** Start The records **

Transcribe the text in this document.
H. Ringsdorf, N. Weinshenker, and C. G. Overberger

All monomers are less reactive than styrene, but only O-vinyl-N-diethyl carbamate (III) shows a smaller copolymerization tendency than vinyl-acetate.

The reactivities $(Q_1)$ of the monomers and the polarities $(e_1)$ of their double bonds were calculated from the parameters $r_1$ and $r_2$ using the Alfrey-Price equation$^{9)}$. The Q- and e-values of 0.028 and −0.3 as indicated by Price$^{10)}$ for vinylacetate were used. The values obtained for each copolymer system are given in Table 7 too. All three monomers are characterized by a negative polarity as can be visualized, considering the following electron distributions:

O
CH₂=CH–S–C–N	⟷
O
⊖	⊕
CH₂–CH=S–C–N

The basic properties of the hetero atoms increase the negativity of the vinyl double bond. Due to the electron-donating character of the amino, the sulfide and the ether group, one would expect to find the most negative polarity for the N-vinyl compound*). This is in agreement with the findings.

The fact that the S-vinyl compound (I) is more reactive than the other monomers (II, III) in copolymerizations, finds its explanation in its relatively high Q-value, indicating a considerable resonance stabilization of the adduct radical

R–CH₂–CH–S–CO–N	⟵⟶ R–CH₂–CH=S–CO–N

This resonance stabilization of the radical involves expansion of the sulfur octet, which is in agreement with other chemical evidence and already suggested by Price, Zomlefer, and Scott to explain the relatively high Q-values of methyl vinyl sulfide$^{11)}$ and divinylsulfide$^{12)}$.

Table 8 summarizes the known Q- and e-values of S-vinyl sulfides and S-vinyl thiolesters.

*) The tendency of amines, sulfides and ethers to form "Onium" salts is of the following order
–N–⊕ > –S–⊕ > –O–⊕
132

** End The records **

Aim: Return all of the data word for word.

Right answer:
Transcribe the text in this document.
H. Ringsdorf, N. Weinshenker, and C. G. Overberger

All monomers are less reactive than styrene, but only O-vinyl-N-diethyl carbamate (III) shows a smaller copolymerization tendency than vinyl-acetate.

The reactivities $(Q_1)$ of the monomers and the polarities $(e_1)$ of their double bonds were calculated from the parameters $r_1$ and $r_2$ using the Alfrey-Price equation$^{9)}$. The Q- and e-values of 0.028 and −0.3 as indicated by Price$^{10)}$ for vinylacetate were used. The values obtained for each copolymer system are given in Table 7 too. All three monomers are characterized by a negative polarity as can be visualized, considering the following electron distributions:

O
CH₂=CH–S–C–N	⟷
O
⊖	⊕
CH₂–CH=S–C–N

The basic properties of the hetero atoms increase the negativity of the vinyl double bond. Due to the electron-donating character of the amino, the sulfide and the ether group, one would expect to find the most negative polarity for the N-vinyl compound*). This is in agreement with the findings.

The fact that the S-vinyl compound (I) is more reactive than the other monomers (II, III) in copolymerizations, finds its explanation in its relatively high Q-value, indicating a considerable resonance stabilization of the adduct radical

R–CH₂–CH–S–CO–N	⟵⟶ R–CH₂–CH=S–CO–N

This resonance stabilization of the radical involves expansion of the sulfur octet, which is in agreement with other chemical evidence and already suggested by Price, Zomlefer, and Scott to explain the relatively high Q-values of methyl vinyl sulfide$^{11)}$ and divinylsulfide$^{12)}$.

Table 8 summarizes the known Q- and e-values of S-vinyl sulfides and S-vinyl thiolesters.

*) The tendency of amines, sulfides and ethers to form "Onium" salts is of the following order
–N–⊕ > –S–⊕ > –O–⊕
132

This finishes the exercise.